## Work to do
Of the lines in this listing, how many contain the word "ylabel"? Give the number and nothing else.

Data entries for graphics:
>>

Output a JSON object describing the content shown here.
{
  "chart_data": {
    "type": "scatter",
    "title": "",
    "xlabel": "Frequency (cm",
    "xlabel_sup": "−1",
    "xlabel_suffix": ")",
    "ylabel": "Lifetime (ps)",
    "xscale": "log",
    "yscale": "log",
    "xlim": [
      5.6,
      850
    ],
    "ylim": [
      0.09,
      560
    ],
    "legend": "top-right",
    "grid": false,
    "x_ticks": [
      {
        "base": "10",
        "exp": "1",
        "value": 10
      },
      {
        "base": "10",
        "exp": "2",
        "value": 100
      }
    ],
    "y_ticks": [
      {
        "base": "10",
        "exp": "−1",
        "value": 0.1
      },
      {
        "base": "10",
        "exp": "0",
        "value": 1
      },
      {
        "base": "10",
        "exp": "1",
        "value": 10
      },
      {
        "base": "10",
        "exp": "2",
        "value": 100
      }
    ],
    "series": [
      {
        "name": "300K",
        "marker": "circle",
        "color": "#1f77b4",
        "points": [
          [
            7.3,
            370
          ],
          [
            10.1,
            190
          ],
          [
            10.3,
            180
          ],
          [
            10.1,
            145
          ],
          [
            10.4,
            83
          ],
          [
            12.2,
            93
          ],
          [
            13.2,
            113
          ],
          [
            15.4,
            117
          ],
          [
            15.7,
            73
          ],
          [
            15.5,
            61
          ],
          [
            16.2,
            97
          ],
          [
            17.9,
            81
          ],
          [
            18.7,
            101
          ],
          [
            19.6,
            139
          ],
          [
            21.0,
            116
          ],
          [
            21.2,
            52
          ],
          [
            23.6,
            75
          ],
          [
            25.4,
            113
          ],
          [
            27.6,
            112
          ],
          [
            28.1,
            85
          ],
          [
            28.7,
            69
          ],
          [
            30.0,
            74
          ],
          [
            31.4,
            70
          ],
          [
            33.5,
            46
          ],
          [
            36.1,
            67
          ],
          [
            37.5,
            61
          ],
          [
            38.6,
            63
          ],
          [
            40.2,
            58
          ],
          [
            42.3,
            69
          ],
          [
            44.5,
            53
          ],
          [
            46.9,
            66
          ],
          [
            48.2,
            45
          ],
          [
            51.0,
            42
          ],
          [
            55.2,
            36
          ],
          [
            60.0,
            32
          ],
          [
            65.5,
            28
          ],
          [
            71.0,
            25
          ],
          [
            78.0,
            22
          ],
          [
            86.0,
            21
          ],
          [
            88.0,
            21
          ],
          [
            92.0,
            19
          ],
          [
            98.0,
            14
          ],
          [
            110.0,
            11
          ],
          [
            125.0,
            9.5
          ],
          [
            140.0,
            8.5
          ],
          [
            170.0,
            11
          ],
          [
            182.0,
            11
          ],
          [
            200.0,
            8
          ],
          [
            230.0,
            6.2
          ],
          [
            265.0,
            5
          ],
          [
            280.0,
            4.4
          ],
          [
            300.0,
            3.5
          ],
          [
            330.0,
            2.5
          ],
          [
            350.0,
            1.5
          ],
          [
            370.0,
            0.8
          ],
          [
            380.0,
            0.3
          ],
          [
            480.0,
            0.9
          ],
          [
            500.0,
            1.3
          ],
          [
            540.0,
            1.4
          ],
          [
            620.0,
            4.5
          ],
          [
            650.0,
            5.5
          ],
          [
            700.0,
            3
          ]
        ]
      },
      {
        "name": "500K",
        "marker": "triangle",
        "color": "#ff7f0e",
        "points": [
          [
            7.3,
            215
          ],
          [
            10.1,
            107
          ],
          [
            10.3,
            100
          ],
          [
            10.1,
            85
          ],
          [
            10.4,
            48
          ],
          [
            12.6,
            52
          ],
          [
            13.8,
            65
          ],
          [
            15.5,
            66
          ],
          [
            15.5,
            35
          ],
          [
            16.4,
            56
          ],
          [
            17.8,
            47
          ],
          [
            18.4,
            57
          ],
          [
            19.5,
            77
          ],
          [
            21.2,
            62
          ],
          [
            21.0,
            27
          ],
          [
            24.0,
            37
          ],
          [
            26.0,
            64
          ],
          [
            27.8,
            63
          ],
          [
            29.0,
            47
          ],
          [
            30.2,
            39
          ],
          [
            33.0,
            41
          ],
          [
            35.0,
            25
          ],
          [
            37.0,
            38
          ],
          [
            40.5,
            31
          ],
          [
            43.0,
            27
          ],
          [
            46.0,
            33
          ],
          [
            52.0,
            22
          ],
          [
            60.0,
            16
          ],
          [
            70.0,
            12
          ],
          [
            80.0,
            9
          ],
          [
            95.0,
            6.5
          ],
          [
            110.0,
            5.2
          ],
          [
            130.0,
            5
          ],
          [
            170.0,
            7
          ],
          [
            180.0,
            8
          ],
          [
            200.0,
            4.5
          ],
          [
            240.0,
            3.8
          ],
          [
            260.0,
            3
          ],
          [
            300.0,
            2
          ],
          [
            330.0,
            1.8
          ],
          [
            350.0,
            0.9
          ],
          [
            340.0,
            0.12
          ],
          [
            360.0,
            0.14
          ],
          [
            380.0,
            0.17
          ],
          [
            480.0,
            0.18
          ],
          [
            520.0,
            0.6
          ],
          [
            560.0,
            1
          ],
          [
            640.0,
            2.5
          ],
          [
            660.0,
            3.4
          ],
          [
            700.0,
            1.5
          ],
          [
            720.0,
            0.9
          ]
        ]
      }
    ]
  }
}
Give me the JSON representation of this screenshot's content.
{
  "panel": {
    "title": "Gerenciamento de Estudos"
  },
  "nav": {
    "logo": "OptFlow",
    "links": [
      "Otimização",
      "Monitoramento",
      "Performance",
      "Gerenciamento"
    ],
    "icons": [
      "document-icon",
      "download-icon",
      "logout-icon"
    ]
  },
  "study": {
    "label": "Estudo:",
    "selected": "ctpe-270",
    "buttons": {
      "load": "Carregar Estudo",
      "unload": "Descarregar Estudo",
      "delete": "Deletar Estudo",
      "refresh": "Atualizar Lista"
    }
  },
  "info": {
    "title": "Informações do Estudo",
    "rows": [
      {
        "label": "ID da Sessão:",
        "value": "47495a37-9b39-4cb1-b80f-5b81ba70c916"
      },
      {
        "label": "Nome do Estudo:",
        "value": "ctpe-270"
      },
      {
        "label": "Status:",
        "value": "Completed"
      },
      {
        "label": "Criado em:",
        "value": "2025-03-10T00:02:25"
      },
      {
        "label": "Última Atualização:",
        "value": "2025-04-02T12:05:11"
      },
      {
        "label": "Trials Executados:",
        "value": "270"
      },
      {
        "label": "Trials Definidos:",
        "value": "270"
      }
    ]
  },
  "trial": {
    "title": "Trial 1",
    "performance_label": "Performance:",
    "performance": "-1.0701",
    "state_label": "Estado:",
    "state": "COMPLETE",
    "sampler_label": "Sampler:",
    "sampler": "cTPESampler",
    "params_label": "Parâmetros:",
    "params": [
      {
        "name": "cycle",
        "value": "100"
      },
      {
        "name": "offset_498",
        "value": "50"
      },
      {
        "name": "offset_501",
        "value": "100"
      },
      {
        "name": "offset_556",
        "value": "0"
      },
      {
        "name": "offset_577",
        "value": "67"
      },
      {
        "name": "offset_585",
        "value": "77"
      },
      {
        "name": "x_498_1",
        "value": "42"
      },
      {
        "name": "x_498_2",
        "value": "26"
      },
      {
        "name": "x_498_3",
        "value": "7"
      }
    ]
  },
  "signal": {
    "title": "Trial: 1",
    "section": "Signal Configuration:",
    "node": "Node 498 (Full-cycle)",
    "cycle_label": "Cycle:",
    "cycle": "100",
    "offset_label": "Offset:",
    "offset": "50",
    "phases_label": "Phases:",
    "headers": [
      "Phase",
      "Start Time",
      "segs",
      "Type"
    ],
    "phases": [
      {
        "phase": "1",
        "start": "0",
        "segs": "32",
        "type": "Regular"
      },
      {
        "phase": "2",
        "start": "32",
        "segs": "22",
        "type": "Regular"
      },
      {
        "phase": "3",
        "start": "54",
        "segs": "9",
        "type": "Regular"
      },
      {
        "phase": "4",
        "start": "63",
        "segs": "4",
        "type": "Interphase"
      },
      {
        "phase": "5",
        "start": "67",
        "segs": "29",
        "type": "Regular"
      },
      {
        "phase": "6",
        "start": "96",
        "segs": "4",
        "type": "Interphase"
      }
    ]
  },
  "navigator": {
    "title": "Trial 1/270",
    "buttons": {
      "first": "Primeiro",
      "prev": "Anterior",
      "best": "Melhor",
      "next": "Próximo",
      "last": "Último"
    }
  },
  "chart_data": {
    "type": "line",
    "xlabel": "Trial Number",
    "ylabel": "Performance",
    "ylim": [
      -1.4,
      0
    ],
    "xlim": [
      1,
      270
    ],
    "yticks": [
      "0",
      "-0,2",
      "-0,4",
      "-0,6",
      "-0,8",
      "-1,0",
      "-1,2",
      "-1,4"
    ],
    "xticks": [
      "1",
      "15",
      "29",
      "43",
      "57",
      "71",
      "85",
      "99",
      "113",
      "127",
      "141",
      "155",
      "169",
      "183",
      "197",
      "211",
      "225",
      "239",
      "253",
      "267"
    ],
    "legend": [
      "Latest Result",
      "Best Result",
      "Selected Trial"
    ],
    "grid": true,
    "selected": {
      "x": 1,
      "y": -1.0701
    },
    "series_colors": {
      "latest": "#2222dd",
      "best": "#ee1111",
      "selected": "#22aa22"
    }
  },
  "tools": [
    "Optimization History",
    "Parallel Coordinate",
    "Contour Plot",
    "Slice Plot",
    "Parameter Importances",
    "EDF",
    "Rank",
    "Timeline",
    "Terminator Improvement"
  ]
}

<<

## Written answer
2